Sport
Kunszt Kosmala

Kunszt Kosmala

Siedlecka Pogoń wysoko pokonała beniaminka z Puław.

Po dwóch porażkach w spotkaniach z Garbarnią i Świtem Nowy Dwór Mazowiecki, sympatycy siedleckiej drużyny zastanawiali się, jak zespół z Siedlec wypadnie w konfrontacji z niepokonaną i dobrze spisującą się w rozgrywkach Wisłą Puławy. Obawiano się w tej sytuacji o frekwencję na stadionie, która do tej pory wynosiła ponad 2 tysiące. Siedleccy kibice w podobnej liczbie stawili się na stadionie i trzeba powiedzieć, że nie zawiedli się, bowiem ich zespół odniósł zdecydowane zwycięstwo 4:1. Mecz z Wisłą trochę przypominał pojedynek Pogoni ze Świtem, tyle że role się odwróciły. Siedlczanie, czekając na dogodne okazje, ustawili się defensywnie. Pierwsza nadarzyła się już w 9’, kiedy wytrawny snajper Jacek Kosmalski z zimną krwią wykorzystał błąd trzech defensorów i uzyskał prowadzenie. Pogoniści grający swoje stracili jednak bramkę, tak jak goście przez niefrasobliwość swoich defensorów. Na szczęście w końcówce pierwszej części Mariusz Marczak wykończył przytomną akcję zespołu z głębi pola, a Kosmalski – po technicznym i mocnym uderzeniu – dołożył drugą swoją bramkę. W drugiej połowie Pogoń starała się kontrolować grę i niepokoić rywali kontrami. Wiślacy próbowali prowadzić grę, ale niewiele z tego wynikało. Mimo to stworzyli w końcówce dwie sytuacje bramkowe, których nie wykorzystał Mateusz Olszak. W międzyczasie gospodarze przeprowadzili kontrę, po której Guzek zagrał kapitalnie do Dariusza Dziewulskiego, a ten potrafił umieścić piłkę w siatce.

Pogoń odniosła zasłużone zwycięstwo, będąc zespołem lepiej zorganizowanym i poukładanym taktycznie, a co najważniejsze – skutecznym. Miała też w swoich szeregach więcej indywidualności, wśród których wyróżnił się Jacek Kosmalski. Pokazał on kunszt prawdziwego łowcy bramek.


MOIM ZDANIEM:

 

Jacek Kosmalski – Pogoń Siedlce

Gram już dosyć długo w piłkę i wierzyłem, że prędzej czy później przyjdzie ten dzień, kiedy się odblokuję. Miałem dosyć długą przerwę po kontuzji. Chciałem zaznaczyć, że to nie jest tylko moja zasługa, cały zespół zagrał dobrze, tak jak kazał nam trener. Cofnęliśmy się i graliśmy z kontry, bo to są nasze atuty. Cały zespół spisał się na medal, z czego się bardzo cieszę. Jednak to jest tylko jeden mecz, o którym trzeba szybko zapomnieć, a zacząć myśleć o Pruszkowie.

# # # # #

Wymagania ćwiczenia:
A. Zacytuj dosłownie odcinek listingu od wiersza zawierającego „marker-square [527,279,533,285]” aż po wiersz zawierający „panel-a: 3.38 3.40”, łącznie z obydwoma skrajnymi wierszami.
B. Kontynuuj artykuł o meczu Pogoni Siedlce z Wisłą Puławy od miejsca, w którym się kończy.
Artykuł i listing nie mają ze sobą żadnego związku.

# # # # #

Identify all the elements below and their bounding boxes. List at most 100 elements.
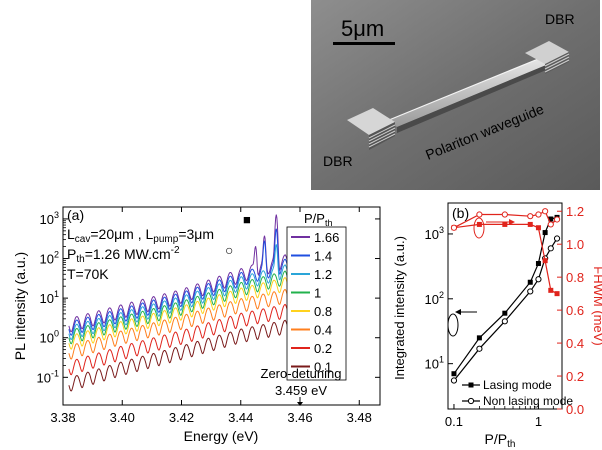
marker-square [527,279,533,285]
x-tick-label: 3.44 [228,410,253,425]
marker-square [476,335,482,341]
legend-marker-circle [467,397,475,405]
param-lcav: Lcav=20μm , Lpump=3μm [67,226,214,245]
panel-a: 3.38 3.40 3.42 3.44 3.46 3.48 10-110010110210… [12,206,381,444]
legend-label: Non lasing mode [483,394,573,408]
panel-b-ylabel-left: Integrated intensity (a.u.) [392,236,407,380]
zero-detuning-arrowhead [297,402,303,406]
panel-a-x-tick-labels: 3.38 3.40 3.42 3.44 3.46 3.48 [50,410,372,425]
y-tick-label: 102 [40,250,59,267]
panel-b-xlabel: P/Pth [485,431,516,450]
spectrum-1.66 [68,214,319,333]
x-tick-label: 0.1 [445,414,463,429]
x-tick-label: 3.38 [50,410,75,425]
marker-circle [535,211,542,218]
marker-circle [450,224,458,231]
param-temperature: T=70K [67,266,109,282]
legend-label: 0.4 [314,323,332,338]
marker-square [548,287,554,293]
fhwm-ellipse [473,217,485,239]
panel-a-ylabel: PL intensity (a.u.) [12,252,28,360]
spectrum-1 [68,270,319,345]
legend-title: P/Pth [304,211,332,228]
marker-square [535,225,541,231]
y-right-tick-label: 0.2 [566,369,584,384]
x-tick-label: 3.46 [287,410,312,425]
marker-circle [535,276,542,283]
y-tick-label: 101 [40,289,59,306]
panel-a-ticks [62,207,380,405]
legend-label: Lasing mode [483,378,552,392]
marker-circle [527,213,534,220]
zero-detuning-value: 3.459 eV [275,383,327,398]
legend-label: 1.66 [314,230,339,245]
x-tick-label: 3.40 [110,410,135,425]
legend-label: 1.4 [314,249,332,264]
waveguide-ridge [388,56,551,133]
panel-b-label: (b) [452,205,469,221]
legend-box [286,226,347,381]
dbr-left-label: DBR [323,153,353,169]
legend-label: 0.8 [314,304,332,319]
y-tick-label: 101 [425,355,444,372]
panel-b: 0.1 1 101 102 103 0.0 0.2 0.4 0.6 0.8 1.0 1.2 (b) L… [392,202,602,450]
panel-b-ylabel-right: FHWM (meV) [591,266,602,345]
marker-circle [476,345,483,352]
marker-circle [501,318,508,325]
y-right-tick-label: 0.4 [566,336,584,351]
x-tick-label: 3.42 [169,410,194,425]
marker-square [535,261,541,267]
legend-label: 1 [314,286,321,301]
sem-micrograph: 5μm DBR DBR Polariton waveguide [311,0,600,190]
marker-open-circle: ○ [225,242,233,258]
marker-circle [553,216,561,223]
param-pth: Pth=1.26 MW.cm-2 [67,245,180,265]
marker-square [502,310,508,316]
spectrum-0.4 [68,288,318,360]
dbr-left-structure [347,108,396,150]
marker-circle [527,288,534,295]
y-right-tick-label: 0.6 [566,303,584,318]
marker-filled-square: ■ [243,212,251,227]
y-right-tick-label: 1.0 [566,237,584,252]
marker-square [451,371,457,377]
dbr-right-label: DBR [545,11,575,27]
scale-bar [333,42,395,45]
spectrum-0.8 [68,277,318,350]
panel-b-tick-labels: 0.1 1 101 102 103 0.0 0.2 0.4 0.6 0.8 1.0 1.2 [425,204,585,429]
intensity-ellipse [447,313,459,337]
intensity-arrowhead [455,309,461,315]
spectrum-0.2 [68,303,318,376]
panel-a-xlabel: Energy (eV) [184,428,259,444]
panel-a-legend: 1.66 1.4 1.2 1 0.8 0.4 0.2 0.1 [291,230,339,375]
panel-b-series [450,208,561,384]
panel-a-frame [62,206,381,406]
y-right-tick-label: 1.2 [566,204,584,219]
marker-circle [553,235,561,242]
panel-a-label: (a) [67,207,84,223]
y-tick-label: 103 [425,225,444,242]
series-line-2 [453,223,558,295]
panel-a-y-tick-labels: 10-1 100 101 102 103 [37,210,59,385]
marker-circle [450,377,458,384]
spectrum-1.4 [68,228,319,336]
marker-circle [542,208,549,215]
y-tick-label: 102 [425,290,444,307]
y-right-tick-label: 0.8 [566,270,584,285]
panel-a-series [68,214,319,392]
legend-label: 0.1 [314,360,332,375]
x-tick-label: 3.48 [347,410,372,425]
marker-square [527,221,533,227]
marker-circle [501,211,508,218]
scale-bar-label: 5μm [341,16,384,41]
marker-circle [547,245,554,252]
marker-square [554,291,560,297]
legend-marker-square [468,382,474,388]
marker-square [502,221,508,227]
panel-b-ticks [448,210,562,410]
x-tick-label: 1 [535,414,542,429]
fhwm-arrowhead [509,219,515,225]
y-tick-label: 100 [40,329,59,346]
marker-square [476,221,482,227]
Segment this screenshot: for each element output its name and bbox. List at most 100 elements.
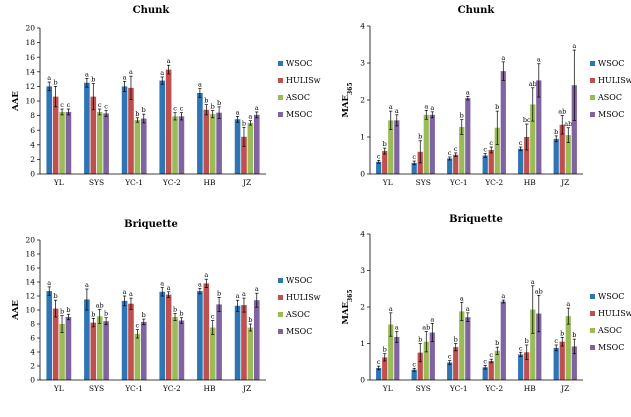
significance-label: c (448, 149, 452, 157)
bar-msoc-sys (103, 321, 109, 380)
significance-label: b (60, 308, 64, 316)
y-tick-label: 16 (25, 264, 35, 273)
y-tick-label: 1 (360, 133, 365, 142)
bar-asoc-sys (96, 316, 103, 380)
chart-title: Chunk (458, 5, 496, 16)
significance-label: b (91, 310, 95, 318)
significance-label: a (389, 103, 393, 111)
legend: WSOC HULISw ASOC MSOC (590, 59, 631, 119)
bar-wsoc-hb (518, 148, 524, 174)
bar-msoc-yc-1 (465, 98, 471, 174)
x-tick-label: JZ (560, 178, 569, 187)
bar-wsoc-yc-1 (121, 86, 128, 174)
bar-asoc-yc-1 (134, 119, 141, 174)
significance-label: a (537, 56, 541, 64)
legend-swatch-asoc (278, 95, 283, 100)
bar-wsoc-yl (46, 291, 53, 380)
bar-hulisw-yl (52, 308, 59, 380)
bar-msoc-yc-1 (140, 321, 147, 380)
bar-wsoc-yc-2 (482, 155, 488, 174)
bar-hulisw-yc-2 (488, 149, 494, 174)
y-tick-label: 20 (25, 24, 35, 33)
significance-label: a (129, 290, 133, 298)
bar-wsoc-sys (411, 162, 417, 174)
chart-title: Briquette (449, 214, 503, 225)
x-tick-label: SYS (416, 384, 431, 393)
y-tick-label: 14 (25, 67, 35, 76)
y-tick-label: 20 (25, 236, 35, 245)
bar-asoc-yc-2 (494, 127, 500, 174)
bar-asoc-yc-1 (459, 127, 465, 174)
legend-label-asoc: ASOC (285, 93, 310, 102)
legend-swatch-asoc (278, 312, 283, 317)
bar-wsoc-yc-1 (121, 300, 128, 380)
x-tick-label: YC-2 (162, 384, 181, 393)
y-axis-label-subscript: 365 (347, 289, 354, 302)
significance-label: a (198, 280, 202, 288)
bar-wsoc-sys (84, 82, 90, 174)
y-axis-label: MAE365 (341, 289, 354, 324)
bar-msoc-yc-2 (178, 320, 185, 380)
legend: WSOC HULISw ASOC MSOC (590, 292, 631, 352)
bar-hulisw-yc-1 (453, 154, 459, 174)
significance-label: b (248, 316, 252, 324)
bar-hulisw-sys (90, 322, 97, 380)
x-tick-label: YL (382, 384, 393, 393)
bar-wsoc-jz (553, 347, 559, 380)
bar-asoc-hb (530, 309, 536, 380)
x-tick-label: YC-1 (124, 178, 143, 187)
y-tick-label: 16 (25, 53, 35, 62)
significance-label: b (460, 112, 464, 120)
legend-swatch-asoc (590, 95, 595, 100)
x-tick-label: HB (524, 178, 537, 187)
bar-wsoc-yc-2 (159, 80, 166, 174)
significance-label: a (236, 292, 240, 300)
significance-label: c (412, 360, 416, 368)
significance-label: b (525, 337, 529, 345)
significance-label: b (383, 140, 387, 148)
bar-asoc-yl (59, 324, 65, 380)
significance-label: b (66, 306, 70, 314)
bar-hulisw-yl (52, 96, 59, 174)
significance-label: bc (523, 116, 531, 124)
y-tick-label: 14 (25, 278, 35, 287)
significance-label: b (204, 97, 208, 105)
bar-asoc-yc-1 (134, 333, 141, 380)
x-tick-label: HB (203, 178, 216, 187)
bar-wsoc-yc-2 (159, 291, 166, 380)
legend-label-asoc: ASOC (597, 93, 622, 102)
bar-hulisw-jz (241, 305, 247, 380)
significance-label: ab (529, 80, 537, 88)
significance-label: c (454, 145, 458, 153)
legend-label-msoc: MSOC (598, 110, 624, 119)
significance-label: c (489, 139, 493, 147)
significance-label: c (489, 351, 493, 359)
significance-label: b (211, 102, 215, 110)
bar-hulisw-sys (90, 96, 97, 174)
bar-hulisw-yc-2 (488, 361, 494, 380)
significance-label: a (160, 69, 164, 77)
bar-msoc-hb (216, 112, 222, 174)
legend-swatch-wsoc (590, 294, 595, 299)
bar-msoc-yl (65, 317, 72, 380)
y-tick-label: 12 (25, 292, 35, 301)
significance-label: ab (564, 120, 572, 128)
significance-label: a (501, 54, 505, 62)
bar-hulisw-hb (524, 352, 530, 380)
y-axis-label: MAE365 (341, 82, 354, 117)
bar-msoc-yl (394, 336, 400, 380)
bar-msoc-yc-2 (178, 116, 185, 174)
significance-label: b (173, 306, 177, 314)
legend-swatch-hulisw (278, 295, 283, 300)
legend-label-asoc: ASOC (285, 310, 310, 319)
y-tick-label: 0 (360, 170, 365, 179)
significance-label: c (67, 101, 71, 109)
legend-swatch-wsoc (590, 61, 595, 66)
significance-label: c (180, 105, 184, 113)
significance-label: a (466, 305, 470, 313)
significance-label: b (554, 128, 558, 136)
y-tick-label: 4 (30, 348, 35, 357)
legend: WSOC HULISw ASOC MSOC (278, 59, 321, 119)
legend-label-asoc: ASOC (597, 326, 622, 335)
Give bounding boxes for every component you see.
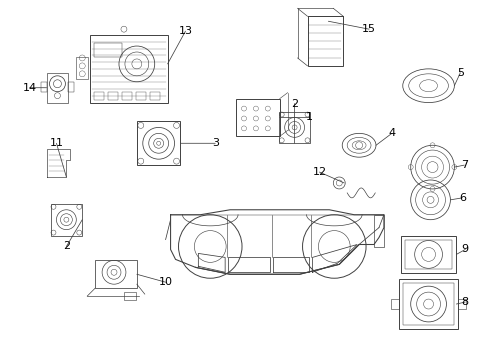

# # # # #

Odpowiedzi po kolei:
A.
marker-square [527,279,533,285]
x-tick-label: 3.44 [228,410,253,425]
marker-square [476,335,482,341]
legend-marker-circle [467,397,475,405]
param-lcav: Lcav=20μm , Lpump=3μm [67,226,214,245]
panel-a: 3.38 3.40 3.42 3.44 3.46 3.48 10-110010110210… [12,206,381,444]

B.
Ciekawsze wydarzenia:

 

9’ 1:0. Rykoszet po próbie podania Chinonsa Agu, piłkę przejmuje Jacek Kosmalski i mijając 2-3 obrońców, strzela bramkę.

19’ Marek Kaliszewski wypuszczony przez Jacka Kosmalskiego trafia wprost w bramkarza.

35’ 1:1. Po błędzie na prawej flance Pawła Marchela Łukasz Giza znalazł się w polu karnym, ograł Grzegorza Krystosiaka i strzelił wyrównującą bramkę tuż obok lewego słupka.

40’ 2:1. Robert Kwiatkowski zszedł do środka pola, świetnie wypuścił Mariusza Marczaka, a ten w sytuacji sam na sam pokonał Kamila Beszczyńskiego.

45+2’ 3:1. Rafał Kursa fauluje tuż przed polem karnym Jacka Kosmalskiego. Sam poszkodowany podszedł do piłki i w swoim stylu trafił do siatki rywali.

57’ Strzał Kosmalskiego z trudem, końcem palców, broni Beszczyński ().

88’ Strzał Mateusza Olszaka zablokowany przez siedleckich obrońców.

90’ 4:1. Dośrodkowanie Damiana Guzka przyjmuje Dariusz Dziewulski i po rękach Beszczyńskiego kieruje piłkę do bramki rywala.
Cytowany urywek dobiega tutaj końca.